* Objective: Scan the listing below. Report each line that includes "they".

__________________________________________________

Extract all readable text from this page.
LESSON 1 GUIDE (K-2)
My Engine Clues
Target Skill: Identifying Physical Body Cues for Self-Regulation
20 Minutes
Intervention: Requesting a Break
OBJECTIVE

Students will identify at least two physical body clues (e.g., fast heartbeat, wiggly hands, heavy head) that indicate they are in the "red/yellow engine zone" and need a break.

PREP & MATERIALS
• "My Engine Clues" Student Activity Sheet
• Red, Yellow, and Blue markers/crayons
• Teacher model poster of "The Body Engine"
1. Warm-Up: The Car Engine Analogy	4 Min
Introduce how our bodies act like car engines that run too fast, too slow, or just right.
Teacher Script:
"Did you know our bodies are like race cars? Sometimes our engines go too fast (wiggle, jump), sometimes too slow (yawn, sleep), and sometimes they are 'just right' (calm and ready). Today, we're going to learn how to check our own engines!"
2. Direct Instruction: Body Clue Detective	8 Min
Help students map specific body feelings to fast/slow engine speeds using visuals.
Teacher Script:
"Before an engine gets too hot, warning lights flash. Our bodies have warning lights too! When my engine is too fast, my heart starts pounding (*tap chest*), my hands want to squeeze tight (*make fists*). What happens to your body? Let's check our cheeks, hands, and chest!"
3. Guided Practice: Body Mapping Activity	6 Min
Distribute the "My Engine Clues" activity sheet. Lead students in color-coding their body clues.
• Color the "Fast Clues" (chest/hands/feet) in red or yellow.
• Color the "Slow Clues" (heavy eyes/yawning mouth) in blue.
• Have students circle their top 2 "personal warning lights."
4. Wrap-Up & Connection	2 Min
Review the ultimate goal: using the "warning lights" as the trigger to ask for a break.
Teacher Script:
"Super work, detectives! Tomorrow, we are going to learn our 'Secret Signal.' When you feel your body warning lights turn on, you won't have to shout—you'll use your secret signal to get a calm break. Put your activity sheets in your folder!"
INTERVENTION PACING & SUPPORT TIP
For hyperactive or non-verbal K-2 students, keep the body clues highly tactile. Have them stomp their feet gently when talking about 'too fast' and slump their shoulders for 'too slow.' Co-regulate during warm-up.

__________________________________________________

* Answer for this exercise:
Students will identify at least two physical body clues (e.g., fast heartbeat, wiggly hands, heavy head) that indicate they are in the "red/yellow engine zone" and need a break.
"Did you know our bodies are like race cars? Sometimes our engines go too fast (wiggle, jump), sometimes too slow (yawn, sleep), and sometimes they are 'just right' (calm and ready). Today, we're going to learn how to check our own engines!"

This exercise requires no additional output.